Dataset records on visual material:
▬▬▬▬▬▬▬▬▬▬

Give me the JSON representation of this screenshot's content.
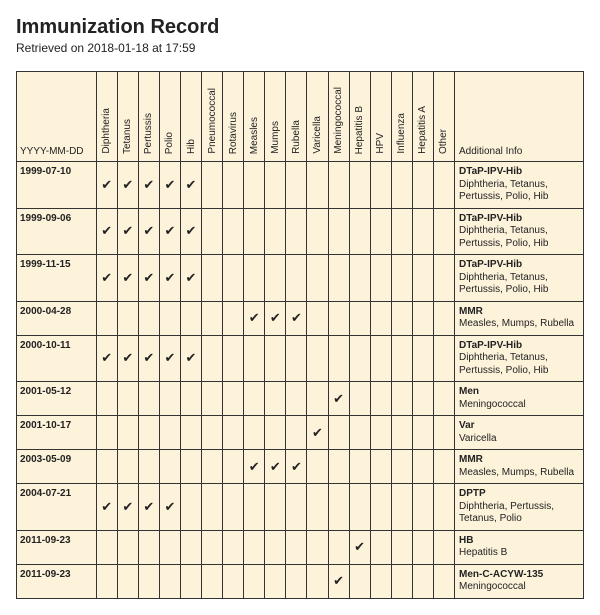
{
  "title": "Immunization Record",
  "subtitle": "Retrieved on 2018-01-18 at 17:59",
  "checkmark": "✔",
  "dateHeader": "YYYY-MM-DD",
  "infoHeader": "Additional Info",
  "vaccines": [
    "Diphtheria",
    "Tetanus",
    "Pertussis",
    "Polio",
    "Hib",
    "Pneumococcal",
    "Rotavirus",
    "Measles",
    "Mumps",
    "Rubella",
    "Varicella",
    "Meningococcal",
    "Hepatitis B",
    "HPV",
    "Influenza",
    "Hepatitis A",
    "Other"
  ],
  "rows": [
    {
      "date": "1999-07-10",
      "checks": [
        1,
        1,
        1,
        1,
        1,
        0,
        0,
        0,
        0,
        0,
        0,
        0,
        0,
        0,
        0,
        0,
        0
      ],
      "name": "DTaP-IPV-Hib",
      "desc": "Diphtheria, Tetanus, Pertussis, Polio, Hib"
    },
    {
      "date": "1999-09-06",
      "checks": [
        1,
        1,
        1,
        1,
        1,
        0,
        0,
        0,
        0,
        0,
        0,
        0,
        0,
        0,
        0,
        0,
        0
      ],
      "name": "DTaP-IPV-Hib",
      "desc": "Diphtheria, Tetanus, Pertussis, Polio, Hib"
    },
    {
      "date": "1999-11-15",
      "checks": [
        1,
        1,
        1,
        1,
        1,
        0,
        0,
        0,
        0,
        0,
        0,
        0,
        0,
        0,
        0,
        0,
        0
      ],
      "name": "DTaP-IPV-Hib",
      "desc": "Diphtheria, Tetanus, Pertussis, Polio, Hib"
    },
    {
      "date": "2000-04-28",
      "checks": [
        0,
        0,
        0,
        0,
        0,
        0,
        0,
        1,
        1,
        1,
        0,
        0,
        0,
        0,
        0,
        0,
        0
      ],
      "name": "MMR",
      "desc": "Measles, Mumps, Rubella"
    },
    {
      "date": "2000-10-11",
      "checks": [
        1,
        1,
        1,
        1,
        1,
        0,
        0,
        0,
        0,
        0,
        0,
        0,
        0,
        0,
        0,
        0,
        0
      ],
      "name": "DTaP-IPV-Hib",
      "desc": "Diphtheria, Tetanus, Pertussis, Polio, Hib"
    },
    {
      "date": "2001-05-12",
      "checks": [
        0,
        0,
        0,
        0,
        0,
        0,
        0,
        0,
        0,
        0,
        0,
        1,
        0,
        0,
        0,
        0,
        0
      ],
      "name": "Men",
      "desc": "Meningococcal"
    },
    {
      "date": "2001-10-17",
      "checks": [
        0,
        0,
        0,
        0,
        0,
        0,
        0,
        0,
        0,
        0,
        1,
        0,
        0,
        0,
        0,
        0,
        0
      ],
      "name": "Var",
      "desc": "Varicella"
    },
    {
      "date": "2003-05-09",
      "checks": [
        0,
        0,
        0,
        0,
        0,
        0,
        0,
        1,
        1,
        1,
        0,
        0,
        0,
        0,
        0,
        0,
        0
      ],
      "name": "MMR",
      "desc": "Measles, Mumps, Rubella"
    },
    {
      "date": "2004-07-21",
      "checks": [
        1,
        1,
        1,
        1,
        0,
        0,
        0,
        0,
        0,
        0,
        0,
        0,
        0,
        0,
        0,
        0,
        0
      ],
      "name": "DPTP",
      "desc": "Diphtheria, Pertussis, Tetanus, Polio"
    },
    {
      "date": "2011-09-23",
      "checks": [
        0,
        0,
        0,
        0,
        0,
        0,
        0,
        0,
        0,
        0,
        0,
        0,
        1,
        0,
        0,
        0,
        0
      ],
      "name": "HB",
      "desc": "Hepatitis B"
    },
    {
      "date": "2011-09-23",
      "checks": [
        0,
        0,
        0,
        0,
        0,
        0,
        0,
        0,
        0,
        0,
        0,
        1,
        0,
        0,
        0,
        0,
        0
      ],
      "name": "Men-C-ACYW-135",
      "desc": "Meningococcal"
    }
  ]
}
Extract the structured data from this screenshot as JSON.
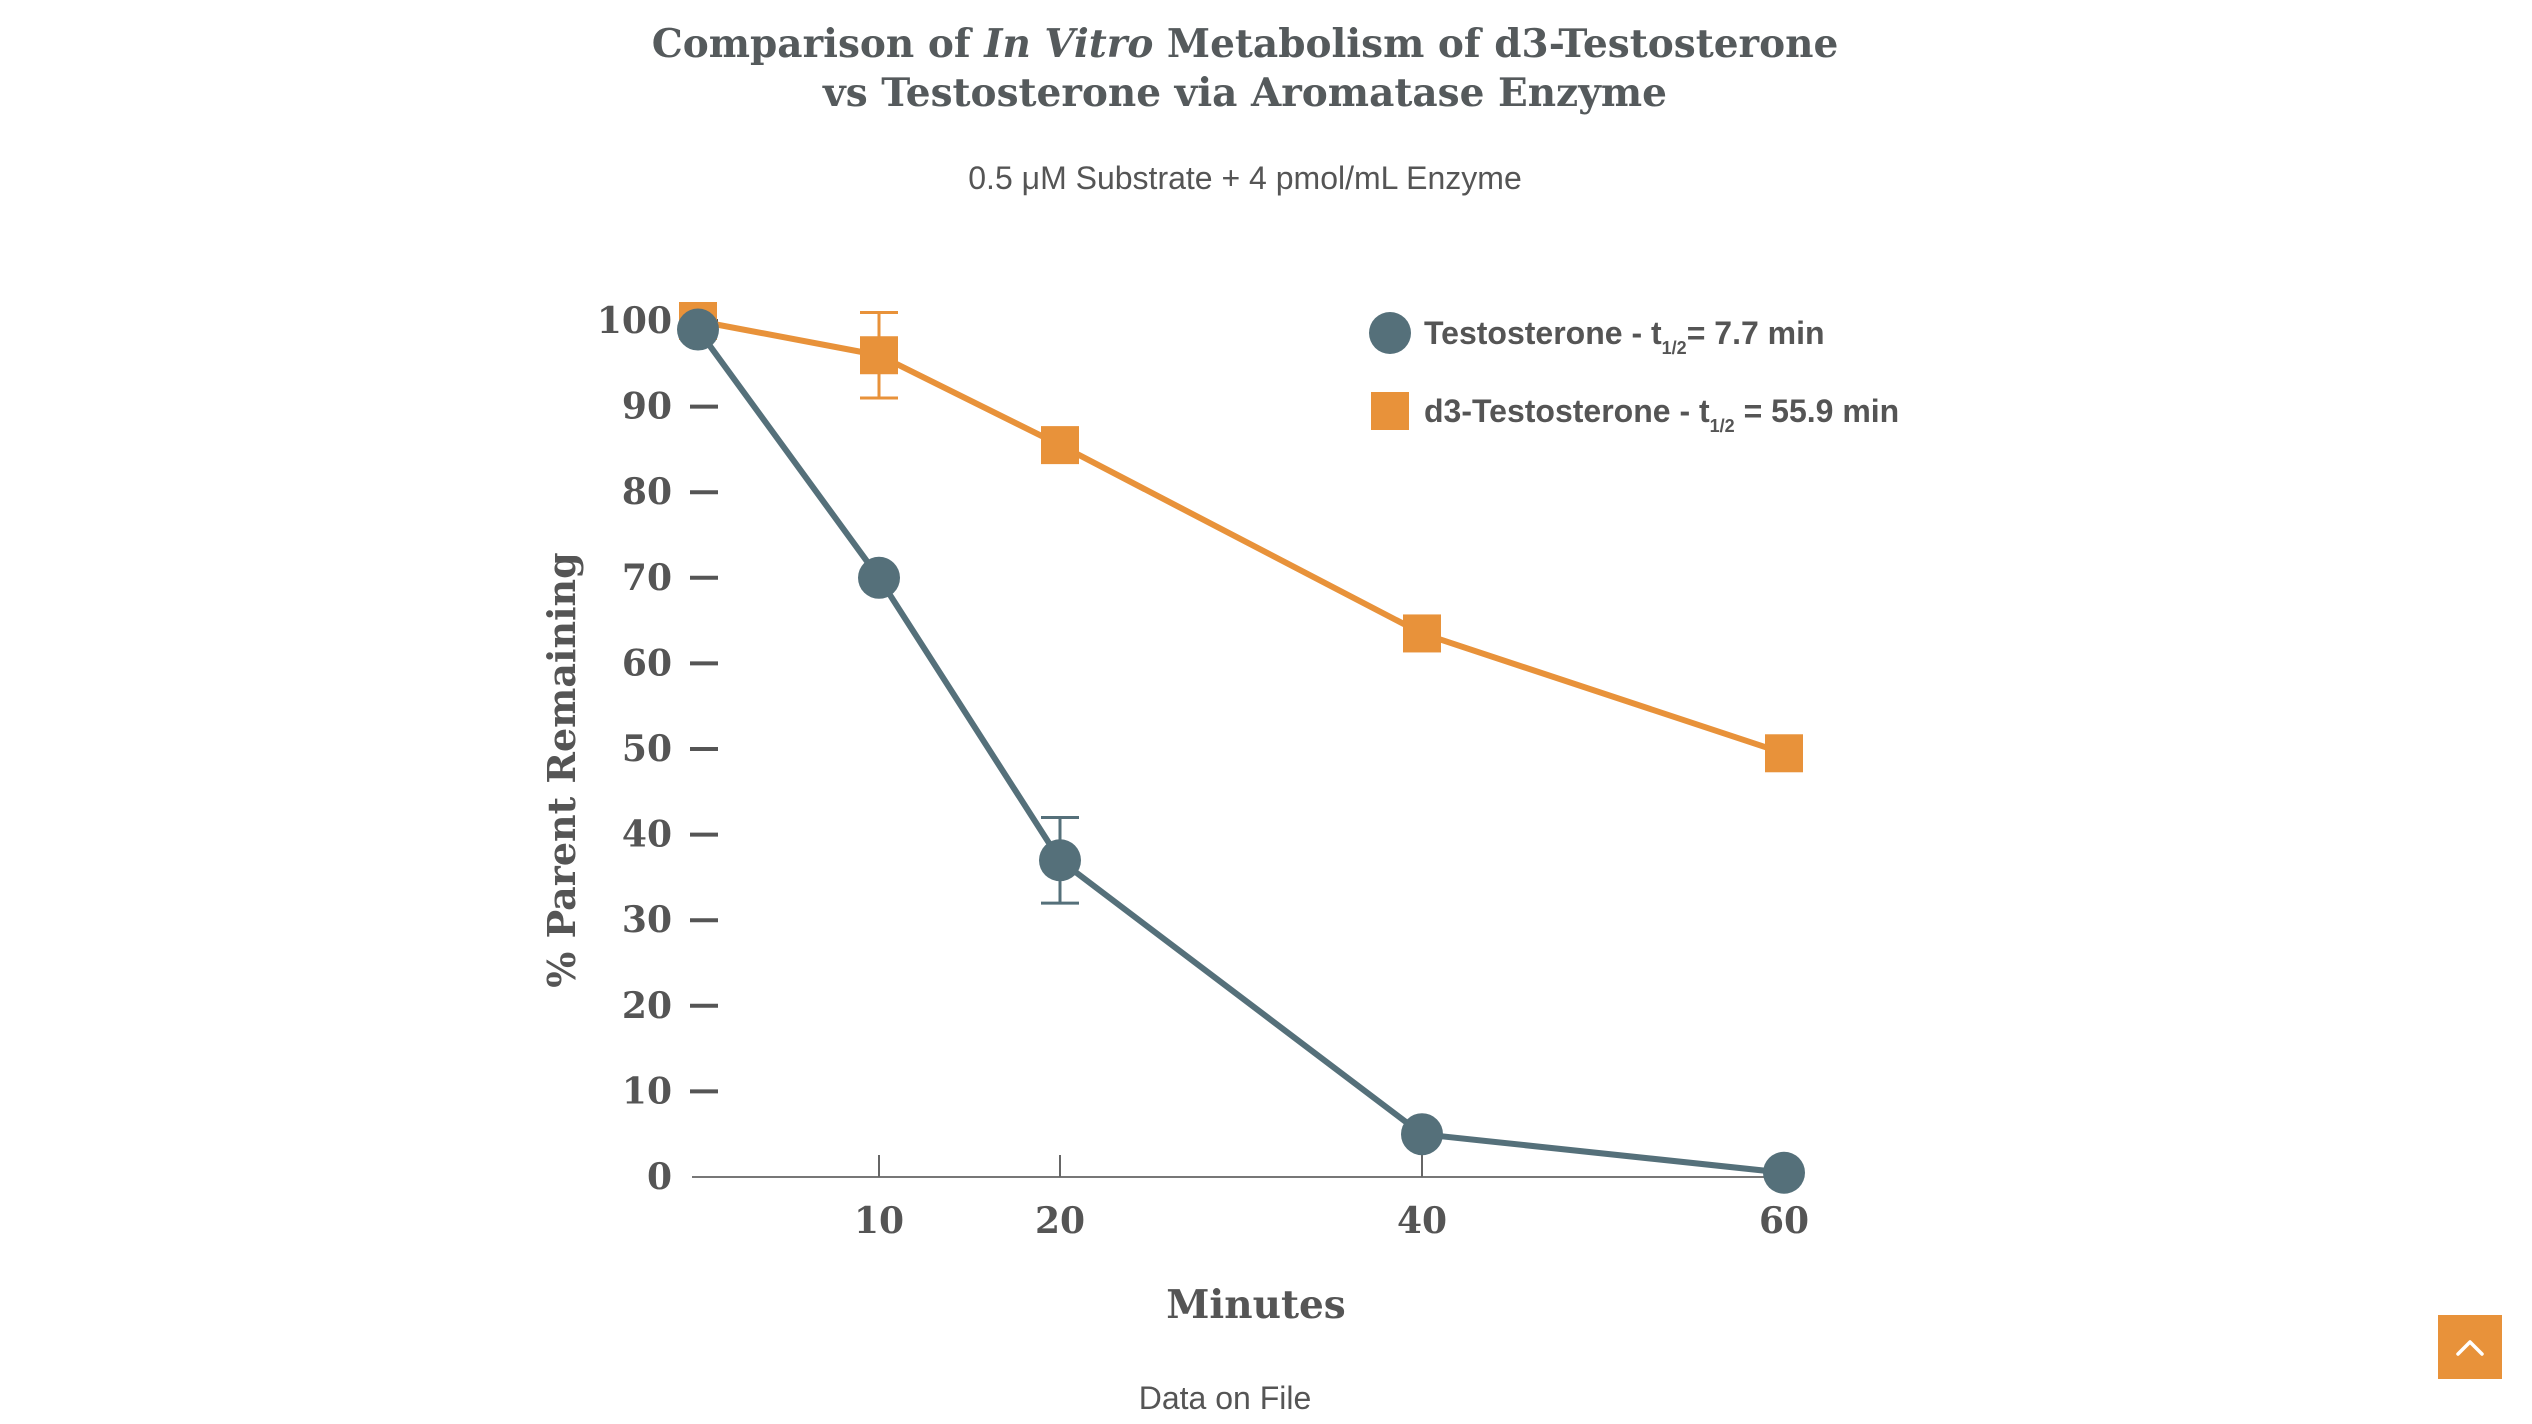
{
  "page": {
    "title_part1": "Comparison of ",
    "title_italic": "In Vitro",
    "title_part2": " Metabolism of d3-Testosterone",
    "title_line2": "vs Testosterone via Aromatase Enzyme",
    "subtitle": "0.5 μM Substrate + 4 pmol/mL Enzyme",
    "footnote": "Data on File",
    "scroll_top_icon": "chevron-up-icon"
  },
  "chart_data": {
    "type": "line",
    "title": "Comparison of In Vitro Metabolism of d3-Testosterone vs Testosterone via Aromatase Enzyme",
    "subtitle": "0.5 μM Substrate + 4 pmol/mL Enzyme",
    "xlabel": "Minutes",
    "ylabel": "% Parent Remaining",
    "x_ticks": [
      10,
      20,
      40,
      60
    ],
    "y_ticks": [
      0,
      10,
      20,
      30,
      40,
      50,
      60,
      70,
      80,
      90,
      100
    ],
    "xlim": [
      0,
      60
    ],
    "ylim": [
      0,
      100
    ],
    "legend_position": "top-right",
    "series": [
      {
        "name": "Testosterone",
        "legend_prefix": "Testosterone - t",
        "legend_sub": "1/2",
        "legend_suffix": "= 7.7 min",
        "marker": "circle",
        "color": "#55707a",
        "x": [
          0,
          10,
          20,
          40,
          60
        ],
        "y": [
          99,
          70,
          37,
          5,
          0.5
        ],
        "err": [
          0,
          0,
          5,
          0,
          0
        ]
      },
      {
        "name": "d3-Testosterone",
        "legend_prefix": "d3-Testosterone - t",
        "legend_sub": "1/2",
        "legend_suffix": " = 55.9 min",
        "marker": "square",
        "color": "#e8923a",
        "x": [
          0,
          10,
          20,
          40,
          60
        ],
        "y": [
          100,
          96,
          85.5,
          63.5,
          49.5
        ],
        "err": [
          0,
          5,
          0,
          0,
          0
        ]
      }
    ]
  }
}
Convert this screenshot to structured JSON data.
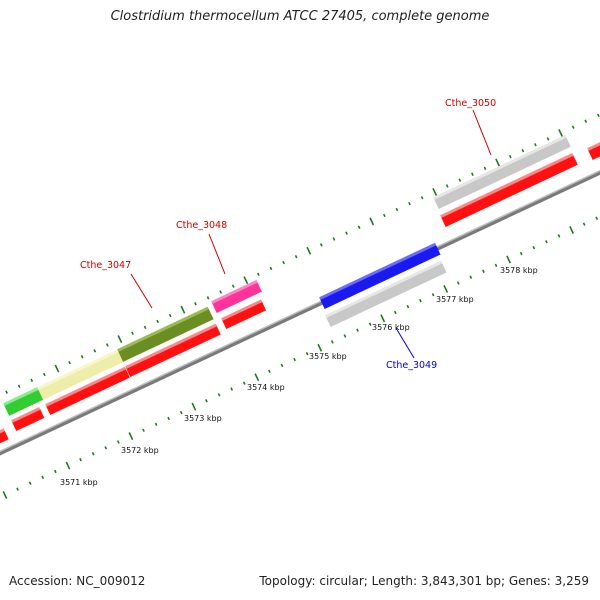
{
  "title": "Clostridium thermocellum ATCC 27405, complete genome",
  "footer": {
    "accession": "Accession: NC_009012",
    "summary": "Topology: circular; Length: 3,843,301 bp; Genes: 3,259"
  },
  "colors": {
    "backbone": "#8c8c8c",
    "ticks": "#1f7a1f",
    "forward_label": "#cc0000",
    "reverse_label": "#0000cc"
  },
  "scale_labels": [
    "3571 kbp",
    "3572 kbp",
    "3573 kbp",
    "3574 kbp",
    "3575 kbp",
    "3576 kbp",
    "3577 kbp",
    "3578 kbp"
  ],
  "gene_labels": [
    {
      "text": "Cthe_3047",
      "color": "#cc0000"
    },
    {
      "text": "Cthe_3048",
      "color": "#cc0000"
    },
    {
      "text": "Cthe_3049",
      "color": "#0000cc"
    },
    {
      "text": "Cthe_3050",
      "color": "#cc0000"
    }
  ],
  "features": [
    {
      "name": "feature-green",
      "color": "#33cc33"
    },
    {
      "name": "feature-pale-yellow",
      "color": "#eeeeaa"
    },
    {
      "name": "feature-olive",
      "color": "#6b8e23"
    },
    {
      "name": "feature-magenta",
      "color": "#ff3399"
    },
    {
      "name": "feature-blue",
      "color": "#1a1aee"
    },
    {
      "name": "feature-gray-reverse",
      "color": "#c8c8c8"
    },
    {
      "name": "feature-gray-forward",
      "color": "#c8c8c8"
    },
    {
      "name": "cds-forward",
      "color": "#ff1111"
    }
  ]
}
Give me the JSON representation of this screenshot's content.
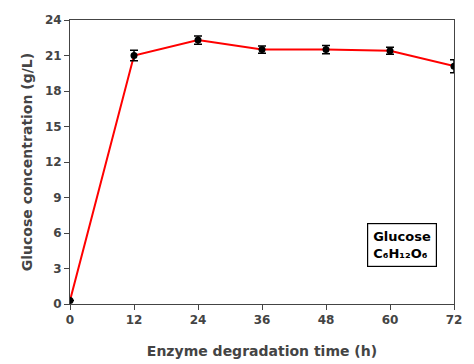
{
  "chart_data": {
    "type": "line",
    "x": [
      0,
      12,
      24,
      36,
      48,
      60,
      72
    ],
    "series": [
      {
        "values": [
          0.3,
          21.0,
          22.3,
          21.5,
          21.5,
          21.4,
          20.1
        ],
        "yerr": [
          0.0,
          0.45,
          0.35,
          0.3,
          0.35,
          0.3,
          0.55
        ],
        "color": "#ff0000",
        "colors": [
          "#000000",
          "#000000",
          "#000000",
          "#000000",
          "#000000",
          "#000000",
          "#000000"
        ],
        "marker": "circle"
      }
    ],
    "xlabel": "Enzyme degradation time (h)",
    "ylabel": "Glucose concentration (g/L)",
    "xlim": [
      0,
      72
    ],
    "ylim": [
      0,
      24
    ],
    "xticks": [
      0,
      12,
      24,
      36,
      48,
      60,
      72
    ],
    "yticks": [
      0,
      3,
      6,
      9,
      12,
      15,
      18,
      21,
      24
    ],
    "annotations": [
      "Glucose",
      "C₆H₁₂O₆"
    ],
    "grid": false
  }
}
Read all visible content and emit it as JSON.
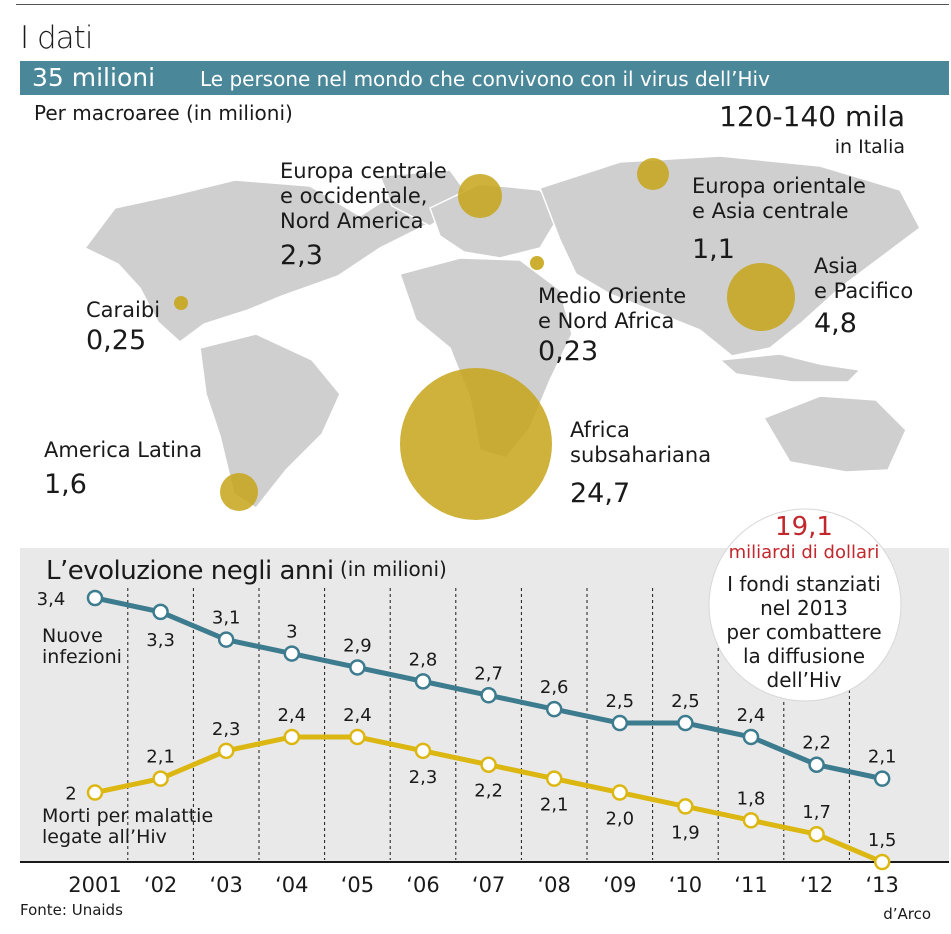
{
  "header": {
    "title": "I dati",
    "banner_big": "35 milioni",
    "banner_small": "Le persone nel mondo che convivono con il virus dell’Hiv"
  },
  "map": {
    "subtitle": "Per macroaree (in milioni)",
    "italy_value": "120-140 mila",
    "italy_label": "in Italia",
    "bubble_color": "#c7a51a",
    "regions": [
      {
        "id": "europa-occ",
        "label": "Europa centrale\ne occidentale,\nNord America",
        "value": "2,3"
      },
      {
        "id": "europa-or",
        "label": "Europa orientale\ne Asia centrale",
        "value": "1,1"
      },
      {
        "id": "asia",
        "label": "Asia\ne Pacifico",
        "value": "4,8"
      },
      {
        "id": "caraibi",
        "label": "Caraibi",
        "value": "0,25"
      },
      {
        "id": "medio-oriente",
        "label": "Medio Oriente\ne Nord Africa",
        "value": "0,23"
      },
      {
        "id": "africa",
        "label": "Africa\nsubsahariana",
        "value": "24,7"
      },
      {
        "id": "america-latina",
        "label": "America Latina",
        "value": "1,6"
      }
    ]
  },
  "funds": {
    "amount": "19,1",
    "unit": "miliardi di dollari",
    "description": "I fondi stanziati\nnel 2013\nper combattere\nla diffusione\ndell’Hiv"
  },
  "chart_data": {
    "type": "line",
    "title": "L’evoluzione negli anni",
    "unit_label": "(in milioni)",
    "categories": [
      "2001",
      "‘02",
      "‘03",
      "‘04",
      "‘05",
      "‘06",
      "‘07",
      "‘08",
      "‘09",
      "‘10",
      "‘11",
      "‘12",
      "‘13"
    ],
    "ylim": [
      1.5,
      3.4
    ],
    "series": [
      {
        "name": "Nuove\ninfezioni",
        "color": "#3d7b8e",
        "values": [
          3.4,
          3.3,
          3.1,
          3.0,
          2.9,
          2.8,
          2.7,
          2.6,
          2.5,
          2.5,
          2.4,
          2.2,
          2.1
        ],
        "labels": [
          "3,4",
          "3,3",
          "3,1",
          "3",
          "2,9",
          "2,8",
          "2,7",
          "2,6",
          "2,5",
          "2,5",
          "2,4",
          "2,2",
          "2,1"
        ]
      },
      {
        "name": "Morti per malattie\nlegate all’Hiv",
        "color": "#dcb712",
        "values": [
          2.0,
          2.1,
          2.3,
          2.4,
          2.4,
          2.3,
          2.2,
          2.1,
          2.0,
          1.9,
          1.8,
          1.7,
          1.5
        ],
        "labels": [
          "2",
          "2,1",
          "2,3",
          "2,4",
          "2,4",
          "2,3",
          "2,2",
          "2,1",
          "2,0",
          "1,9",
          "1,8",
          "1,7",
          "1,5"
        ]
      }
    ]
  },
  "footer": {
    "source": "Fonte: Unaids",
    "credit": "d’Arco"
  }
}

▬▬▬▬▬▬▬▬▬▬

What you should do — The string "structured" appears on some lines of the data; count those lines and report only how many there are.

Result of this exercise — 2